◆ **WHAT YOU HAVE TO DO**
Examine the entries below, count the lines holding the string "Chong", and respond with the number only.

◆ **PROVIDED DATA**
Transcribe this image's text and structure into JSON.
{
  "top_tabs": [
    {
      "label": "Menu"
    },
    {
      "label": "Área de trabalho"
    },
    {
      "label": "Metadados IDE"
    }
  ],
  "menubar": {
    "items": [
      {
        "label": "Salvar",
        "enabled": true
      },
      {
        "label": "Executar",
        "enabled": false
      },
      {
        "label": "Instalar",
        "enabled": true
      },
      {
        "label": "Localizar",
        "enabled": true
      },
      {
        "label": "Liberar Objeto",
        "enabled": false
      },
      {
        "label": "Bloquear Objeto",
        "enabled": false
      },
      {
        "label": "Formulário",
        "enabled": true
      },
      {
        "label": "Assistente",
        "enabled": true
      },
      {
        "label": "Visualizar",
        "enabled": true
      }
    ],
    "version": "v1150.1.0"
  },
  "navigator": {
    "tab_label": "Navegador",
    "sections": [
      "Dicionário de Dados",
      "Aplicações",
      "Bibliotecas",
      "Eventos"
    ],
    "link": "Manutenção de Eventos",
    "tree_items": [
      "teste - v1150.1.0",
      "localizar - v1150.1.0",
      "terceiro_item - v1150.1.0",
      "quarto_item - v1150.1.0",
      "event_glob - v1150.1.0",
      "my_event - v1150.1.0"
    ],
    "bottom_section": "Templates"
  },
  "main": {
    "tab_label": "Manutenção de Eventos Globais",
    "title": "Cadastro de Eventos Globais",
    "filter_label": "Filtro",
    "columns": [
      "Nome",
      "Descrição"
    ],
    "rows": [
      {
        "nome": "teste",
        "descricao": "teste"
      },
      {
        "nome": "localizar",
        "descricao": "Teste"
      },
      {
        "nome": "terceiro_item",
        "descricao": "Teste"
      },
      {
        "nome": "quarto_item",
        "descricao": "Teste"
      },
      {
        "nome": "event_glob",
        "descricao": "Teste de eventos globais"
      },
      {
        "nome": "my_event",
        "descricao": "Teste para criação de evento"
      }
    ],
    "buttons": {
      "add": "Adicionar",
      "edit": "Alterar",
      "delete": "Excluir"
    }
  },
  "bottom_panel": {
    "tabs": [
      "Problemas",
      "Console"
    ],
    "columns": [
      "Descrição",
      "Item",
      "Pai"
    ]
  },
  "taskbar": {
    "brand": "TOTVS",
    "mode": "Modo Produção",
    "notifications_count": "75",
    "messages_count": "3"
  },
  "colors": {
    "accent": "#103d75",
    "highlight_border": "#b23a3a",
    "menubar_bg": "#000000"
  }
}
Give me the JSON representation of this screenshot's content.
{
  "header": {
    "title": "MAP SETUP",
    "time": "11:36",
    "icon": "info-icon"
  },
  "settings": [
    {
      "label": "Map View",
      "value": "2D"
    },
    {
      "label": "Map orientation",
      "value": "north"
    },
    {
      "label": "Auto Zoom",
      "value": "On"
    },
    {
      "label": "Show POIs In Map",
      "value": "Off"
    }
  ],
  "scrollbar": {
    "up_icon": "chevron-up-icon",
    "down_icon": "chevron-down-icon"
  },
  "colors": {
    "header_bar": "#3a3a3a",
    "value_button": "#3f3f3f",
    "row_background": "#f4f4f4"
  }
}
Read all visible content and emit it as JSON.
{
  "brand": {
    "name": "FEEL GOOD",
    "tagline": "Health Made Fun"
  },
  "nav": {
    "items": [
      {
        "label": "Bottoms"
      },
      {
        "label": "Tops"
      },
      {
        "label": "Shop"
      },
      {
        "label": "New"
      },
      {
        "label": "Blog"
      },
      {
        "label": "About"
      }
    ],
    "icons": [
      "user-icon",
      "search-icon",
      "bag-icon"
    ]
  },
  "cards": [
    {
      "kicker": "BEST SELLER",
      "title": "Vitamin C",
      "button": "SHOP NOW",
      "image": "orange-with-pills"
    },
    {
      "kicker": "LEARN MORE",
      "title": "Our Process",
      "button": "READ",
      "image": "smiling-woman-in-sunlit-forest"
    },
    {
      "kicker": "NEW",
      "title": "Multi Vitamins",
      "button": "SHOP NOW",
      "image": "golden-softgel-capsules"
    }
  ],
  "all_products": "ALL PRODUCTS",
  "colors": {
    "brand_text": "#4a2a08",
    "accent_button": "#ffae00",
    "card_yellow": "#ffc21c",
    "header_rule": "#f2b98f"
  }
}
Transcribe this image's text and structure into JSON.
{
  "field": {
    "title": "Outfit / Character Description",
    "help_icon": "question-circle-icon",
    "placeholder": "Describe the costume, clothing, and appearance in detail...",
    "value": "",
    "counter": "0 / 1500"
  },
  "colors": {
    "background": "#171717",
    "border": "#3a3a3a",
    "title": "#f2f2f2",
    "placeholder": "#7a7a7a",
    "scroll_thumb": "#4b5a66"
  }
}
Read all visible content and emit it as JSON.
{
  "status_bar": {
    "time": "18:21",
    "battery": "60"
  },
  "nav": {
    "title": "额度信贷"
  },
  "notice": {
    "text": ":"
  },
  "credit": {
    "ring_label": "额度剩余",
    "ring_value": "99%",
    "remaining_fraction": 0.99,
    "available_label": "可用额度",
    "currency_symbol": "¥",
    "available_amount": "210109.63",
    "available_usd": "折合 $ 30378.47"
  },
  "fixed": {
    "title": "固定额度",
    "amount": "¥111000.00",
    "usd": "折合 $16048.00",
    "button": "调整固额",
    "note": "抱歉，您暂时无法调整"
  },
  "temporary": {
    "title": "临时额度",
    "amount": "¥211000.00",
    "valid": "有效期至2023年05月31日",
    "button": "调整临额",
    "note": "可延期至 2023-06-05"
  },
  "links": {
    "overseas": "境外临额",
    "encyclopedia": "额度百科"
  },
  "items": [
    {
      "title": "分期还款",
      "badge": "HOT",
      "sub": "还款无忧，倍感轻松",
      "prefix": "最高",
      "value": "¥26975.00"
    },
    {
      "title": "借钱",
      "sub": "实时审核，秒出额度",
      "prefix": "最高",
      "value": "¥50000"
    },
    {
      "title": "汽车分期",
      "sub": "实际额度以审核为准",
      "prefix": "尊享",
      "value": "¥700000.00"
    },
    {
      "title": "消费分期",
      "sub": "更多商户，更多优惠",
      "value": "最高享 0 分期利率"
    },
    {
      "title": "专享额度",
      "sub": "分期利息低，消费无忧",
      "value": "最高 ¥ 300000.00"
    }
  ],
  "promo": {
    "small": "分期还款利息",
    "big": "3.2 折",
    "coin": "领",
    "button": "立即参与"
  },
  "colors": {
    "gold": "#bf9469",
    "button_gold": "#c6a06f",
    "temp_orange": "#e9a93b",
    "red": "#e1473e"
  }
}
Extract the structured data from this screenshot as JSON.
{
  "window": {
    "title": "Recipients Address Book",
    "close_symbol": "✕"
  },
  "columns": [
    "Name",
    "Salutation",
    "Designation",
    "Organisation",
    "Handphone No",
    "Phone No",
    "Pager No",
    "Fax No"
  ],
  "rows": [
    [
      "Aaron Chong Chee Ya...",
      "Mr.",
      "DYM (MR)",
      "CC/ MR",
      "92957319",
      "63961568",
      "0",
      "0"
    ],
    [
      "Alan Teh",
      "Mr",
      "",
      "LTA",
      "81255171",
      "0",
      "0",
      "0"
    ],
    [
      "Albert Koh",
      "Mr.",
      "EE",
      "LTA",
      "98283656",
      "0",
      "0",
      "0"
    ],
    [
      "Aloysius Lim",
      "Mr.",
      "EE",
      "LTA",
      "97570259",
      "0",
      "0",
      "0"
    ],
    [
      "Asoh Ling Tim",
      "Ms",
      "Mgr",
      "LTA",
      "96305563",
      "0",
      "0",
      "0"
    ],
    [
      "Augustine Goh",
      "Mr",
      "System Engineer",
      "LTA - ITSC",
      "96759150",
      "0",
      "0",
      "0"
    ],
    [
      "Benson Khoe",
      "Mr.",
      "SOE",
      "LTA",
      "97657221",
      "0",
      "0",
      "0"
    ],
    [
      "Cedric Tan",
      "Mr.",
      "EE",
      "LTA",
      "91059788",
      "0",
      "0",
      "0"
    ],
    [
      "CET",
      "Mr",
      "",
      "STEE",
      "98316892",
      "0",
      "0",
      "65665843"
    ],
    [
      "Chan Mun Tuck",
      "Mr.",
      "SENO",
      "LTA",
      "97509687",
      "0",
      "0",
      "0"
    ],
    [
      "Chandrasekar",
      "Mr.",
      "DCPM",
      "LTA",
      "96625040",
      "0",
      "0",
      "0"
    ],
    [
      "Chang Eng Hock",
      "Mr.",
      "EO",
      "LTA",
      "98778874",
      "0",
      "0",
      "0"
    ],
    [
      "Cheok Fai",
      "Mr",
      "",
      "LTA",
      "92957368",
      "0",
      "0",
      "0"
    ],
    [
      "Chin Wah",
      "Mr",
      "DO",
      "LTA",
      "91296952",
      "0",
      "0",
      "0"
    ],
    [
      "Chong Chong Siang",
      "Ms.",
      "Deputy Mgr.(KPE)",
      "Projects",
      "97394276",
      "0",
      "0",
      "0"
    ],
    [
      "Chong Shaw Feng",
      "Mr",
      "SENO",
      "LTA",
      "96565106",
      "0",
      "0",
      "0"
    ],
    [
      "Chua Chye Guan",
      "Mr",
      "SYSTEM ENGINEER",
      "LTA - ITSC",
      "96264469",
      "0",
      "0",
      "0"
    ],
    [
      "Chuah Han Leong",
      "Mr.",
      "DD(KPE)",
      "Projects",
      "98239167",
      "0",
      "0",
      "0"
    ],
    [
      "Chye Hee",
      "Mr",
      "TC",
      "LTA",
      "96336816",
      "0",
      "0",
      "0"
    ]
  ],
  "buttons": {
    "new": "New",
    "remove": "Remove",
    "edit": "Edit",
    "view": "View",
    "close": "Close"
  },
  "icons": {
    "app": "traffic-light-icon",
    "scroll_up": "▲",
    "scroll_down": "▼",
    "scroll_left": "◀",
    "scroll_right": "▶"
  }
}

◆ **OUTPUT BELOW**
3